ESERCIZIO 1 →
Traduci in inglese questa frase del testo sulla Saga delle sirene: "Si dice che la carne di sirena porti longevità e immortalità a chiunque la mangi ma al contempo può essere un potente veleno che uccide immediatamente chi lo ingerisce, o nel peggiore dei casi, lo tramuta in un mostro."

TESTO DA LEGGERE →

-------------------------

Se le tematiche horror erano state affrontate nelle varie oneshot (Oltre le fiamme, Due occhi nel buio, Il sonno della memoria, Il bersaglio che ride)che comporranno in seguito il primo dei tre volumi Rumic World, con la cosiddetta Saga delle sirene la mangaka dà vita ad un progetto più unitario e complesso che viene serializzato sporadicamente per una decina d’anni per poi chiudersi senza una vera conclusione.

Si dice che la carne di sirena porti longevità e immortalità a chiunque la mangi ma al contempo può essere un potente veleno che uccide immediatamente chi lo ingerisce, o nel peggiore dei casi, lo tramuta in un mostro. Yuta e Mana sono due immortali che per una serie di circostanze si ritrovano a viaggiare insieme alla ricerca di ciò che è causa della loro sofferenza ma che allo stesso tempo può essere cura del loro male: una sirena. Non si sa come e perché essa possa aiutarli ma l’unica cosa da fare è cercarla, per arrivare a capo della verità e mettere fine ad una vita che dura da fin troppo tempo. L’unico modo per uccidere un immortale è tagliargli la testa, per cui Yuta, che vive da più di 500 anni, avrebbe potuto porre fine così al suo dolore, ma come lui stesso afferma, vuole vivere come una persona normale e morire una volta trascorso il tempo che gli spetta come essere umano.

-------------------------

DATI FORNITI →
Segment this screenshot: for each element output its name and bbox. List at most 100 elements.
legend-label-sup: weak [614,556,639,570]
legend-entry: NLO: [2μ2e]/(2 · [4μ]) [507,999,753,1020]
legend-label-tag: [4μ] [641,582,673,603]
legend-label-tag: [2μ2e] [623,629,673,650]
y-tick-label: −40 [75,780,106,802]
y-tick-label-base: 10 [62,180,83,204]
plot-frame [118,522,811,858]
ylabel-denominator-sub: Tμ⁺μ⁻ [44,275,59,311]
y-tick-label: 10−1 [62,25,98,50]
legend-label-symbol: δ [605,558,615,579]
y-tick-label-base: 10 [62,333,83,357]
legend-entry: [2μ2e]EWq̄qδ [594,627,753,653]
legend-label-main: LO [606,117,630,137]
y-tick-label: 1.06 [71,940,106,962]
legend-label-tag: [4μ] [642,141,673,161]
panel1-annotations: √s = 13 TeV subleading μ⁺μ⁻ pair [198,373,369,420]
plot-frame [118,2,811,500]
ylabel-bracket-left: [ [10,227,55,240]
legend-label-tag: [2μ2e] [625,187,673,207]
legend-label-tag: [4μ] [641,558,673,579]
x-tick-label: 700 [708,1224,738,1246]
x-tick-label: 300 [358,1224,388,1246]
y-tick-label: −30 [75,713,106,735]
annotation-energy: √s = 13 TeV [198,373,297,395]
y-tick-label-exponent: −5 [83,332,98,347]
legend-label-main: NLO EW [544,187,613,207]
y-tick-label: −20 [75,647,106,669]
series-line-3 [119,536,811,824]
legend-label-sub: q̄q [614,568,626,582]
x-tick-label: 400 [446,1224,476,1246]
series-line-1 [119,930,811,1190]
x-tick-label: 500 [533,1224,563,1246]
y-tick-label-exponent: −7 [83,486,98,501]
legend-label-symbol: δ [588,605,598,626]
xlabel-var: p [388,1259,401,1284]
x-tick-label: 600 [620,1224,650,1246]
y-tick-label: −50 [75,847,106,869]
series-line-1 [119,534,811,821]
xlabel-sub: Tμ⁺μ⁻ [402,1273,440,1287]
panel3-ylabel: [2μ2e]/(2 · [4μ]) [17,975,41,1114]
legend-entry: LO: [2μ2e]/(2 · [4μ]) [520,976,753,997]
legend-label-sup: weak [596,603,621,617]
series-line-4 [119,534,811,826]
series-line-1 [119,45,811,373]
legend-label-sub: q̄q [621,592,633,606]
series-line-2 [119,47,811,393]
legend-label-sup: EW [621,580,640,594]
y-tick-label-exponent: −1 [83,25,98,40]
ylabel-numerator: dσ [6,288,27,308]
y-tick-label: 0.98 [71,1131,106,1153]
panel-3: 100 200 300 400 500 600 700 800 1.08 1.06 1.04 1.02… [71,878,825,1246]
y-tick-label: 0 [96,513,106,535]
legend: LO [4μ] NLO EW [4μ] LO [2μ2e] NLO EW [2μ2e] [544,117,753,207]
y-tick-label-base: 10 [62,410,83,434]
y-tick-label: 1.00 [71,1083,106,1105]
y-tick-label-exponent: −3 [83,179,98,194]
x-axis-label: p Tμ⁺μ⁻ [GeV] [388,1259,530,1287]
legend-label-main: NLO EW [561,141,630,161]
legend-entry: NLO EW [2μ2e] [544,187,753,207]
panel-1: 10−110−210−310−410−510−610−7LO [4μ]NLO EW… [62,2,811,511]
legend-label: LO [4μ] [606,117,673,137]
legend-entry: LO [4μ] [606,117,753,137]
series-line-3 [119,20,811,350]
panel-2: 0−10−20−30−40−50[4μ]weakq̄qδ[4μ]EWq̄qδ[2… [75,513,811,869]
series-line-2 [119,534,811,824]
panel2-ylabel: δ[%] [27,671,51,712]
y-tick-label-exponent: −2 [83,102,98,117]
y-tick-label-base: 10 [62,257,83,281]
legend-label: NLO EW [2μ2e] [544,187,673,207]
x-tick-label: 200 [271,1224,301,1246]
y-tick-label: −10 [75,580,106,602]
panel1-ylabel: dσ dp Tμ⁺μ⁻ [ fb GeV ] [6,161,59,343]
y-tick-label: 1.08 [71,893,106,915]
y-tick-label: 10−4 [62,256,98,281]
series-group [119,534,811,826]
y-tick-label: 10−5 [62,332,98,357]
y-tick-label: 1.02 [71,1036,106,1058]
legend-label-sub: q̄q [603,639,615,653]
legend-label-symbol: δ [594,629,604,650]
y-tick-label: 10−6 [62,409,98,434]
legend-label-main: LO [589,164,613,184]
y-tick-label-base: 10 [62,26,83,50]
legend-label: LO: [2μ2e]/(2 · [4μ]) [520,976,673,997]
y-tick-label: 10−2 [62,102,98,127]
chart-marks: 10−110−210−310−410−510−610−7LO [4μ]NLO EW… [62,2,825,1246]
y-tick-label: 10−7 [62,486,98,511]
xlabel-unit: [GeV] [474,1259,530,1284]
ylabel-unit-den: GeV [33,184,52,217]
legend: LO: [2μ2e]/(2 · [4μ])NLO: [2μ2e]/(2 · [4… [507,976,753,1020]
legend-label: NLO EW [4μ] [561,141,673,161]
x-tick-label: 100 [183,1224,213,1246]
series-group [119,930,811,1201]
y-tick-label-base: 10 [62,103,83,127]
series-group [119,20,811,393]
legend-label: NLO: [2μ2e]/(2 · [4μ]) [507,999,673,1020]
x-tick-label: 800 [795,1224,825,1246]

-------------------------

ESERCIZIO 2 →
Metti in un elenco numerato le righe dei record, dall'inizio fino alla riga che contiene "ylabel-bracket-left: [ [10,227,55,240]" compresa, senza le righe vuote.

RISPOSTA COMPLETA 1 →
It is said that mermaid flesh brings longevity and immortality to whoever eats it, but at the same time it can be a powerful poison that instantly kills whoever swallows it or, in the worst case, turns them into a monster.

RISPOSTA COMPLETA 2 →
1. Segment this screenshot: for each element output its name and bbox. List at most 100 elements.
2. legend-label-sup: weak [614,556,639,570]
3. legend-entry: NLO: [2μ2e]/(2 · [4μ]) [507,999,753,1020]
4. legend-label-tag: [4μ] [641,582,673,603]
5. legend-label-tag: [2μ2e] [623,629,673,650]
6. y-tick-label: −40 [75,780,106,802]
7. y-tick-label-base: 10 [62,180,83,204]
8. plot-frame [118,522,811,858]
9. ylabel-denominator-sub: Tμ⁺μ⁻ [44,275,59,311]
10. y-tick-label: 10−1 [62,25,98,50]
11. legend-label-symbol: δ [605,558,615,579]
12. y-tick-label-base: 10 [62,333,83,357]
13. legend-entry: [2μ2e]EWq̄qδ [594,627,753,653]
14. legend-label-main: LO [606,117,630,137]
15. y-tick-label: 1.06 [71,940,106,962]
16. legend-label-tag: [4μ] [642,141,673,161]
17. panel1-annotations: √s = 13 TeV subleading μ⁺μ⁻ pair [198,373,369,420]
18. plot-frame [118,2,811,500]
19. ylabel-bracket-left: [ [10,227,55,240]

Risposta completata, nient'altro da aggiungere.